───── Supplied material ─────
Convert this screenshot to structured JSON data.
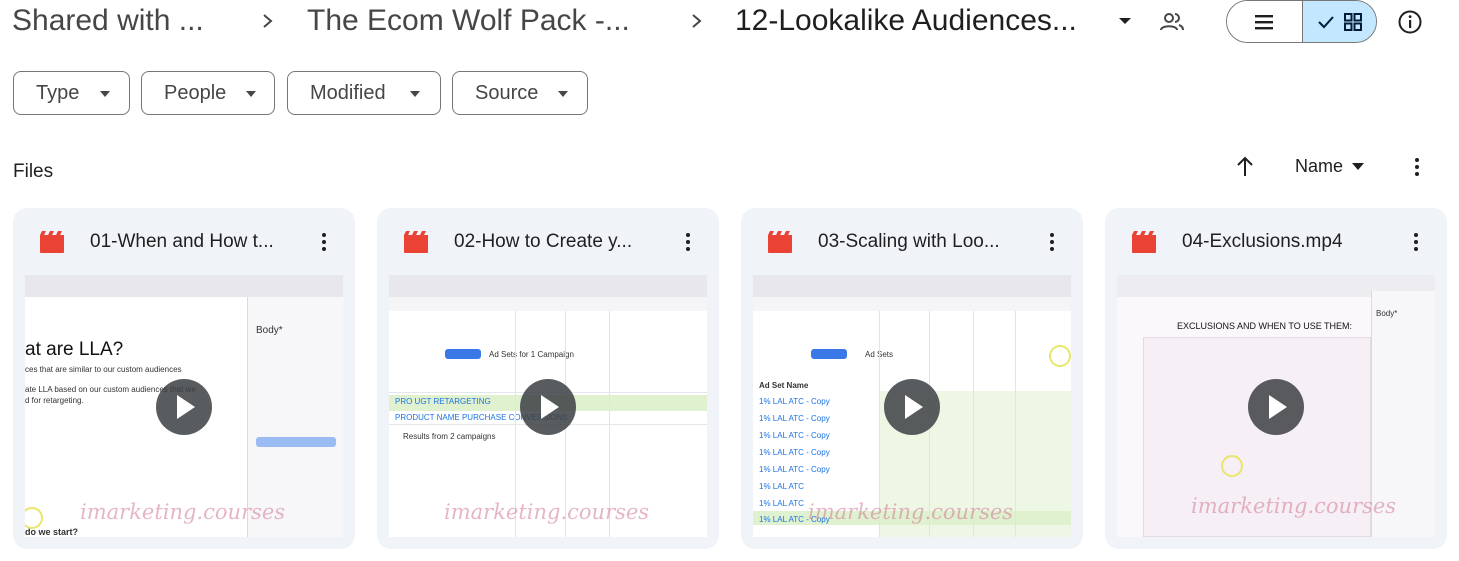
{
  "breadcrumb": {
    "items": [
      {
        "label": "Shared with ..."
      },
      {
        "label": "The Ecom Wolf Pack -..."
      },
      {
        "label": "12-Lookalike Audiences..."
      }
    ]
  },
  "header": {
    "share_icon": "people-icon",
    "view_list_icon": "list-view-icon",
    "view_grid_icon": "grid-view-icon",
    "info_icon": "info-icon"
  },
  "filters": [
    {
      "label": "Type"
    },
    {
      "label": "People"
    },
    {
      "label": "Modified"
    },
    {
      "label": "Source"
    }
  ],
  "files_section": {
    "title": "Files",
    "sort_label": "Name"
  },
  "files": [
    {
      "name": "01-When and How t...",
      "thumb_heading": "at are LLA?",
      "thumb_line1": "ces that are similar to our custom audiences",
      "thumb_line2": "ate LLA based on our custom audiences that we",
      "thumb_line3": "d for retargeting.",
      "thumb_footer": "do we start?",
      "thumb_panel_label": "Body*"
    },
    {
      "name": "02-How to Create y...",
      "thumb_tab": "Ad Sets for 1 Campaign",
      "thumb_row1": "PRO UGT RETARGETING",
      "thumb_row2": "PRODUCT NAME PURCHASE CONVERSIONS",
      "thumb_row3": "Results from 2 campaigns"
    },
    {
      "name": "03-Scaling with Loo...",
      "thumb_tab": "Ad Sets",
      "thumb_col": "Ad Set Name",
      "thumb_rows": [
        "1% LAL ATC - Copy",
        "1% LAL ATC - Copy",
        "1% LAL ATC - Copy",
        "1% LAL ATC - Copy",
        "1% LAL ATC - Copy",
        "1% LAL ATC",
        "1% LAL ATC",
        "1% LAL ATC - Copy"
      ]
    },
    {
      "name": "04-Exclusions.mp4",
      "thumb_heading": "EXCLUSIONS AND WHEN TO USE THEM:",
      "thumb_panel_label": "Body*"
    }
  ],
  "watermark": "imarketing.courses",
  "colors": {
    "accent_toggle": "#c2e7ff",
    "card_bg": "#f0f4f9",
    "video_icon": "#ea4335"
  }
}
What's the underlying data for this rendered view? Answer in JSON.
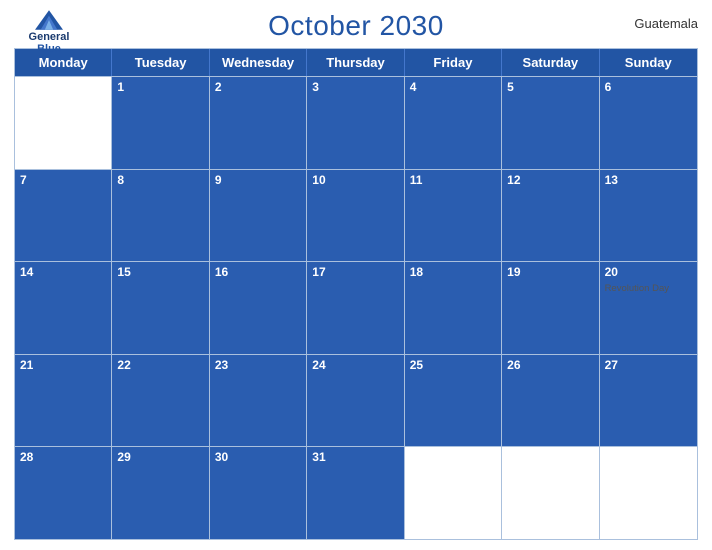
{
  "header": {
    "title": "October 2030",
    "country": "Guatemala",
    "logo": {
      "line1": "General",
      "line2": "Blue"
    }
  },
  "dayHeaders": [
    "Monday",
    "Tuesday",
    "Wednesday",
    "Thursday",
    "Friday",
    "Saturday",
    "Sunday"
  ],
  "weeks": [
    [
      {
        "number": "",
        "holiday": "",
        "isHeader": true,
        "isEmpty": true
      },
      {
        "number": "1",
        "holiday": "",
        "isHeader": true
      },
      {
        "number": "2",
        "holiday": "",
        "isHeader": true
      },
      {
        "number": "3",
        "holiday": "",
        "isHeader": true
      },
      {
        "number": "4",
        "holiday": "",
        "isHeader": true
      },
      {
        "number": "5",
        "holiday": "",
        "isHeader": true
      },
      {
        "number": "6",
        "holiday": "",
        "isHeader": true
      }
    ],
    [
      {
        "number": "7",
        "holiday": "",
        "isHeader": true
      },
      {
        "number": "8",
        "holiday": "",
        "isHeader": true
      },
      {
        "number": "9",
        "holiday": "",
        "isHeader": true
      },
      {
        "number": "10",
        "holiday": "",
        "isHeader": true
      },
      {
        "number": "11",
        "holiday": "",
        "isHeader": true
      },
      {
        "number": "12",
        "holiday": "",
        "isHeader": true
      },
      {
        "number": "13",
        "holiday": "",
        "isHeader": true
      }
    ],
    [
      {
        "number": "14",
        "holiday": "",
        "isHeader": true
      },
      {
        "number": "15",
        "holiday": "",
        "isHeader": true
      },
      {
        "number": "16",
        "holiday": "",
        "isHeader": true
      },
      {
        "number": "17",
        "holiday": "",
        "isHeader": true
      },
      {
        "number": "18",
        "holiday": "",
        "isHeader": true
      },
      {
        "number": "19",
        "holiday": "",
        "isHeader": true
      },
      {
        "number": "20",
        "holiday": "Revolution Day",
        "isHeader": true
      }
    ],
    [
      {
        "number": "21",
        "holiday": "",
        "isHeader": true
      },
      {
        "number": "22",
        "holiday": "",
        "isHeader": true
      },
      {
        "number": "23",
        "holiday": "",
        "isHeader": true
      },
      {
        "number": "24",
        "holiday": "",
        "isHeader": true
      },
      {
        "number": "25",
        "holiday": "",
        "isHeader": true
      },
      {
        "number": "26",
        "holiday": "",
        "isHeader": true
      },
      {
        "number": "27",
        "holiday": "",
        "isHeader": true
      }
    ],
    [
      {
        "number": "28",
        "holiday": "",
        "isHeader": true
      },
      {
        "number": "29",
        "holiday": "",
        "isHeader": true
      },
      {
        "number": "30",
        "holiday": "",
        "isHeader": true
      },
      {
        "number": "31",
        "holiday": "",
        "isHeader": true
      },
      {
        "number": "",
        "holiday": "",
        "isHeader": false,
        "isEmpty": true
      },
      {
        "number": "",
        "holiday": "",
        "isHeader": false,
        "isEmpty": true
      },
      {
        "number": "",
        "holiday": "",
        "isHeader": false,
        "isEmpty": true
      }
    ]
  ]
}
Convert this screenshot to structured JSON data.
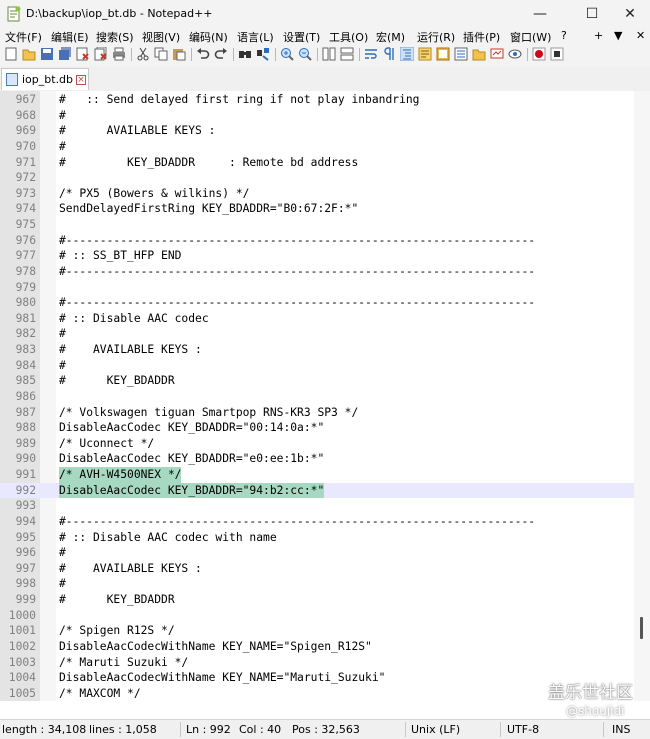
{
  "window": {
    "title": "D:\\backup\\iop_bt.db - Notepad++",
    "controls": {
      "minimize": "—",
      "maximize": "☐",
      "close": "✕"
    }
  },
  "menu": {
    "items": [
      "文件(F)",
      "编辑(E)",
      "搜索(S)",
      "视图(V)",
      "编码(N)",
      "语言(L)",
      "设置(T)",
      "工具(O)",
      "宏(M)",
      "运行(R)",
      "插件(P)",
      "窗口(W)",
      "?"
    ],
    "extras": [
      "+",
      "▼",
      "✕"
    ]
  },
  "tab": {
    "name": "iop_bt.db"
  },
  "editor": {
    "lines": [
      {
        "n": "967",
        "t": "#   :: Send delayed first ring if not play inbandring"
      },
      {
        "n": "968",
        "t": "#"
      },
      {
        "n": "969",
        "t": "#      AVAILABLE KEYS :"
      },
      {
        "n": "970",
        "t": "#"
      },
      {
        "n": "971",
        "t": "#         KEY_BDADDR     : Remote bd address"
      },
      {
        "n": "972",
        "t": ""
      },
      {
        "n": "973",
        "t": "/* PX5 (Bowers & wilkins) */"
      },
      {
        "n": "974",
        "t": "SendDelayedFirstRing KEY_BDADDR=\"B0:67:2F:*\""
      },
      {
        "n": "975",
        "t": ""
      },
      {
        "n": "976",
        "t": "#---------------------------------------------------------------------"
      },
      {
        "n": "977",
        "t": "# :: SS_BT_HFP END"
      },
      {
        "n": "978",
        "t": "#---------------------------------------------------------------------"
      },
      {
        "n": "979",
        "t": ""
      },
      {
        "n": "980",
        "t": "#---------------------------------------------------------------------"
      },
      {
        "n": "981",
        "t": "# :: Disable AAC codec"
      },
      {
        "n": "982",
        "t": "#"
      },
      {
        "n": "983",
        "t": "#    AVAILABLE KEYS :"
      },
      {
        "n": "984",
        "t": "#"
      },
      {
        "n": "985",
        "t": "#      KEY_BDADDR"
      },
      {
        "n": "986",
        "t": ""
      },
      {
        "n": "987",
        "t": "/* Volkswagen tiguan Smartpop RNS-KR3 SP3 */"
      },
      {
        "n": "988",
        "t": "DisableAacCodec KEY_BDADDR=\"00:14:0a:*\""
      },
      {
        "n": "989",
        "t": "/* Uconnect */"
      },
      {
        "n": "990",
        "t": "DisableAacCodec KEY_BDADDR=\"e0:ee:1b:*\""
      },
      {
        "n": "991",
        "t": "/* AVH-W4500NEX */",
        "selected": true
      },
      {
        "n": "992",
        "t": "DisableAacCodec KEY_BDADDR=\"94:b2:cc:*\"",
        "selected": true,
        "caret": true
      },
      {
        "n": "993",
        "t": ""
      },
      {
        "n": "994",
        "t": "#---------------------------------------------------------------------"
      },
      {
        "n": "995",
        "t": "# :: Disable AAC codec with name"
      },
      {
        "n": "996",
        "t": "#"
      },
      {
        "n": "997",
        "t": "#    AVAILABLE KEYS :"
      },
      {
        "n": "998",
        "t": "#"
      },
      {
        "n": "999",
        "t": "#      KEY_BDADDR"
      },
      {
        "n": "1000",
        "t": ""
      },
      {
        "n": "1001",
        "t": "/* Spigen R12S */"
      },
      {
        "n": "1002",
        "t": "DisableAacCodecWithName KEY_NAME=\"Spigen_R12S\""
      },
      {
        "n": "1003",
        "t": "/* Maruti Suzuki */"
      },
      {
        "n": "1004",
        "t": "DisableAacCodecWithName KEY_NAME=\"Maruti_Suzuki\""
      },
      {
        "n": "1005",
        "t": "/* MAXCOM */"
      }
    ]
  },
  "statusbar": {
    "length": "length : 34,108",
    "lines": "lines : 1,058",
    "ln": "Ln : 992",
    "col": "Col : 40",
    "pos": "Pos : 32,563",
    "eol": "Unix (LF)",
    "encoding": "UTF-8",
    "mode": "INS"
  },
  "watermark": {
    "main": "盖乐世社区",
    "sub": "@shoujidi"
  },
  "colors": {
    "selection": "#a6d8c2",
    "caret_line": "#e8e8ff",
    "gutter": "#e4e4e4"
  }
}
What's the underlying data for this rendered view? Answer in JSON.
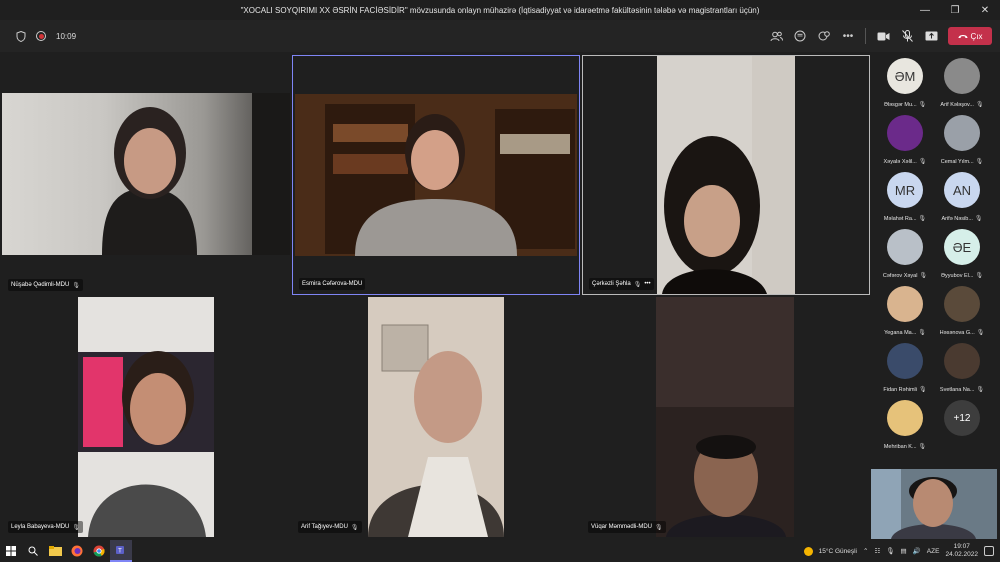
{
  "window": {
    "title": "\"XOCALI SOYQIRIMI XX ƏSRİN FACİƏSİDİR\" mövzusunda onlayn mühazirə (İqtisadiyyat və idarəetmə fakültəsinin tələbə və magistrantları üçün)"
  },
  "meeting": {
    "timer": "10:09",
    "leave_label": "Çıx"
  },
  "tiles": [
    {
      "name": "Nüşabə Qədimli-MDU",
      "muted": true
    },
    {
      "name": "Esmira Cəfərova-MDU",
      "muted": false
    },
    {
      "name": "Çərkəzli Şəhla",
      "muted": true
    },
    {
      "name": "Leyla Babayeva-MDU",
      "muted": true
    },
    {
      "name": "Arif Tağıyev-MDU",
      "muted": true
    },
    {
      "name": "Vüqar Məmmədli-MDU",
      "muted": true
    }
  ],
  "roster": [
    {
      "name": "Ələsgər Mu...",
      "initials": "ƏM",
      "avatar_color": "#e8e6df"
    },
    {
      "name": "Arif Kələşov...",
      "initials": "",
      "avatar_color": "#8a8a8a"
    },
    {
      "name": "Xəyalə Xəlil...",
      "initials": "",
      "avatar_color": "#6b2a8a"
    },
    {
      "name": "Cemal Yılm...",
      "initials": "",
      "avatar_color": "#9aa0a8"
    },
    {
      "name": "Məlahət Ra...",
      "initials": "MR",
      "avatar_color": "#c9d7ef"
    },
    {
      "name": "Arifə Nəsib...",
      "initials": "AN",
      "avatar_color": "#c9d7ef"
    },
    {
      "name": "Cəfərov Xəyal",
      "initials": "",
      "avatar_color": "#b9c0c8"
    },
    {
      "name": "Əyyubov El...",
      "initials": "ƏE",
      "avatar_color": "#d6efe9"
    },
    {
      "name": "Yegana Ma...",
      "initials": "",
      "avatar_color": "#d9b48f"
    },
    {
      "name": "Həsənova G...",
      "initials": "",
      "avatar_color": "#5a4a3a"
    },
    {
      "name": "Fidan Rəhimli",
      "initials": "",
      "avatar_color": "#3a4b6a"
    },
    {
      "name": "Svetlana Na...",
      "initials": "",
      "avatar_color": "#4a3a30"
    },
    {
      "name": "Mehriban K...",
      "initials": "",
      "avatar_color": "#e6c27a"
    },
    {
      "name": "",
      "initials": "+12",
      "avatar_color": "#3d3d3d"
    }
  ],
  "taskbar": {
    "weather": "15°C  Güneşli",
    "language": "AZE",
    "time": "19:07",
    "date": "24.02.2022"
  }
}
─────
▶ [Short exercise] List all lines in the material containing the string "Sets".

▶ [Reply to the exercise]
      "thumb_tab": "Ad Sets for 1 Campaign",
      "thumb_tab": "Ad Sets",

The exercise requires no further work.